STATED EXERCISE —
Reproduce the rows below verbatim, from the first row through the row containing "header-tab-label: BETJENING [763, 30, 882, 52]", including both of those rows.

SOURCE DATA —
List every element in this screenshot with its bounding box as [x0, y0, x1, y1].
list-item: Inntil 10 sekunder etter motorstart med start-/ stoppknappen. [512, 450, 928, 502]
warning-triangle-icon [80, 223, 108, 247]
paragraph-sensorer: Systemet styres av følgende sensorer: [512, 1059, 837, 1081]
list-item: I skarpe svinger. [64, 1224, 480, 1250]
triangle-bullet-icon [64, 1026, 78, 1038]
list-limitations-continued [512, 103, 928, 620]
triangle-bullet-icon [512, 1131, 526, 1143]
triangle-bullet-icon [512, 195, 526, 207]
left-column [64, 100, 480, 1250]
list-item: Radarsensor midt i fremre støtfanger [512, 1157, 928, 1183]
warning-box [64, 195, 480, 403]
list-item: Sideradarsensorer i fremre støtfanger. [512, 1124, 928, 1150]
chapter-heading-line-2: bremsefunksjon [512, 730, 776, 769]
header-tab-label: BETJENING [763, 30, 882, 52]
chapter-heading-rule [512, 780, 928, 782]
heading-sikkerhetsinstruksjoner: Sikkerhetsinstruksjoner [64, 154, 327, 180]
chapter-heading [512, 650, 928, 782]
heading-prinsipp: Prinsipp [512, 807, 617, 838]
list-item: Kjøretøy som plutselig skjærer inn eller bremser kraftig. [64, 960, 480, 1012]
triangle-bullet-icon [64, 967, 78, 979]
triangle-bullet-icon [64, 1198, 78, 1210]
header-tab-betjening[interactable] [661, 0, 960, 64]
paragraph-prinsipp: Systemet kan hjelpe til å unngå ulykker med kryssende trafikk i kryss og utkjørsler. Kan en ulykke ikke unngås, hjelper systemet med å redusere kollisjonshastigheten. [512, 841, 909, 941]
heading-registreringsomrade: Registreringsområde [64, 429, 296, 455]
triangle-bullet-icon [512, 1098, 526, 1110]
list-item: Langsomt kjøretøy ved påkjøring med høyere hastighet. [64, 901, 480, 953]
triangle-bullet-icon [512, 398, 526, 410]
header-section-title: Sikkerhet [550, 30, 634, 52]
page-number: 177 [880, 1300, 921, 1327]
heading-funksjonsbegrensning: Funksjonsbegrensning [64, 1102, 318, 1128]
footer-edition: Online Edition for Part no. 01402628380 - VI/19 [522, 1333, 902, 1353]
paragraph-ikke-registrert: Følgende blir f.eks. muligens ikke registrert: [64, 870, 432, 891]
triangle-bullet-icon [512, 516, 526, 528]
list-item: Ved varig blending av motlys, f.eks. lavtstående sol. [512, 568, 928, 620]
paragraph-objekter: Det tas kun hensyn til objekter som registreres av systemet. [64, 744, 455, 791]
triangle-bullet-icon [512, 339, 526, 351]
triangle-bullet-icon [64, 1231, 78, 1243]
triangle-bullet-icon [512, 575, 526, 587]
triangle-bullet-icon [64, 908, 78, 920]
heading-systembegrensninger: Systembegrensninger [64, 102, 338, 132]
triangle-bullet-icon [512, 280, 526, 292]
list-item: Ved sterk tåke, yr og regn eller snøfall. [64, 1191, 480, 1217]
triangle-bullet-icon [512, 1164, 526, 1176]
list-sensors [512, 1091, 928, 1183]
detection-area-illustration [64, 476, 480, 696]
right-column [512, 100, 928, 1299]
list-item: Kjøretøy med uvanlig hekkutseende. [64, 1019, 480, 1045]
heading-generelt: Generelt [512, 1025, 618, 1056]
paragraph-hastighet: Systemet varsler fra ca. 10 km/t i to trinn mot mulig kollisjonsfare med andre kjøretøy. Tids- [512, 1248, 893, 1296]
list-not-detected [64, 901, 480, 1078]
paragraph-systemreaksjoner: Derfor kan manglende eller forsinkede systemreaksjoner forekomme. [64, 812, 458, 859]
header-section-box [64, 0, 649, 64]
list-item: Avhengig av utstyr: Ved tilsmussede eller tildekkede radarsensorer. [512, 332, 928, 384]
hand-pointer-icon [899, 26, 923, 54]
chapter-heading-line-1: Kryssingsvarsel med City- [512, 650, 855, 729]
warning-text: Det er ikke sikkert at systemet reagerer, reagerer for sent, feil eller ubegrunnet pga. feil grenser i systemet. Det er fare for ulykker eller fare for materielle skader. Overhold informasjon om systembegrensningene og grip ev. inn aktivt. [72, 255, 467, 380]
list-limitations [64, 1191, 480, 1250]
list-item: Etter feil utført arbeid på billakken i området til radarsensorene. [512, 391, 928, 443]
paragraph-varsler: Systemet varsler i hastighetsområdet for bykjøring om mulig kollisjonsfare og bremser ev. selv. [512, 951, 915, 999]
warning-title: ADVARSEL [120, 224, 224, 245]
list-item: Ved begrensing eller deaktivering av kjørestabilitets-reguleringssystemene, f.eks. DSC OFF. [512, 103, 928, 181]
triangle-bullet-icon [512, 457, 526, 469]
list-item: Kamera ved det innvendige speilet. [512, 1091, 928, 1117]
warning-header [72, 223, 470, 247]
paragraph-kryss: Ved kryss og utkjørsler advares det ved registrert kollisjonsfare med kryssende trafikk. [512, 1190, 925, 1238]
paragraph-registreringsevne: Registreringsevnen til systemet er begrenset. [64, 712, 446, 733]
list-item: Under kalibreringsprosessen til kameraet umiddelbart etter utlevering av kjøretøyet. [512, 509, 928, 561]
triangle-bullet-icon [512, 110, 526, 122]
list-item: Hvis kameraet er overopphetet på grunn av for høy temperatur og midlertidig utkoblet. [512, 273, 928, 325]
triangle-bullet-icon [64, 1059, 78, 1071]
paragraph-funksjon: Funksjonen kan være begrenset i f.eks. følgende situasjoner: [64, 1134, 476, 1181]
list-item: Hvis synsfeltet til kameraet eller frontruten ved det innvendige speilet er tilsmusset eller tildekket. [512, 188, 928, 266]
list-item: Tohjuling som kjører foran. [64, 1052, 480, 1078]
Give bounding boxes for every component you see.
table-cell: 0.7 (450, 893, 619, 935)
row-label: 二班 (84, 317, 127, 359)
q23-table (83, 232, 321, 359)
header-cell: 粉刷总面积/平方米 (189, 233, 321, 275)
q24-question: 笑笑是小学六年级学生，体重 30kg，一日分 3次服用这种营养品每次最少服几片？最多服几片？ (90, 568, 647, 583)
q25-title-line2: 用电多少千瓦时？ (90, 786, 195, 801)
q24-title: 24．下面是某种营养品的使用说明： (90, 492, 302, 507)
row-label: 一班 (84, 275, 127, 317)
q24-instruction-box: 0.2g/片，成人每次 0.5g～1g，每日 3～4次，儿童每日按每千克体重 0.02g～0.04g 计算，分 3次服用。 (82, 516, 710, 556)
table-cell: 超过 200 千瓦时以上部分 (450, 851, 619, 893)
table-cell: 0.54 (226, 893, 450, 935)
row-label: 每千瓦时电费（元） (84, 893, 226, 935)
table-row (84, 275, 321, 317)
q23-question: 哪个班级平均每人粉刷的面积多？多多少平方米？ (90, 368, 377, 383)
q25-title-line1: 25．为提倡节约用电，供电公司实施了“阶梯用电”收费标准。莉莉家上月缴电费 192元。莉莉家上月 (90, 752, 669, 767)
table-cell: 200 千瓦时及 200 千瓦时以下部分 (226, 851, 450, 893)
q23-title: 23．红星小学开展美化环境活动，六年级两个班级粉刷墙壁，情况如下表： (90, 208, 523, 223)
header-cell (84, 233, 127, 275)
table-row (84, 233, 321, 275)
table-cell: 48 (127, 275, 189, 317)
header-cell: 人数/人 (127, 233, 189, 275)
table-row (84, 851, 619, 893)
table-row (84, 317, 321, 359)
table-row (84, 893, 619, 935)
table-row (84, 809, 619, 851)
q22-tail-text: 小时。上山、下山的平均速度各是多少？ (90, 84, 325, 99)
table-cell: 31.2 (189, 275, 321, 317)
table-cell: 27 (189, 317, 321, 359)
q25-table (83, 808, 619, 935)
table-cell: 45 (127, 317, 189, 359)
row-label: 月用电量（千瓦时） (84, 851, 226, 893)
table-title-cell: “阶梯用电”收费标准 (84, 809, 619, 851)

SOLUTION TO THIS TASK —
List every element in this screenshot with its bounding box as [x0, y0, x1, y1].
list-item: Inntil 10 sekunder etter motorstart med start-/ stoppknappen. [512, 450, 928, 502]
warning-triangle-icon [80, 223, 108, 247]
paragraph-sensorer: Systemet styres av følgende sensorer: [512, 1059, 837, 1081]
list-item: I skarpe svinger. [64, 1224, 480, 1250]
triangle-bullet-icon [64, 1026, 78, 1038]
list-limitations-continued [512, 103, 928, 620]
triangle-bullet-icon [512, 1131, 526, 1143]
triangle-bullet-icon [512, 195, 526, 207]
left-column [64, 100, 480, 1250]
list-item: Radarsensor midt i fremre støtfanger [512, 1157, 928, 1183]
warning-box [64, 195, 480, 403]
list-item: Sideradarsensorer i fremre støtfanger. [512, 1124, 928, 1150]
chapter-heading-line-2: bremsefunksjon [512, 730, 776, 769]
header-tab-label: BETJENING [763, 30, 882, 52]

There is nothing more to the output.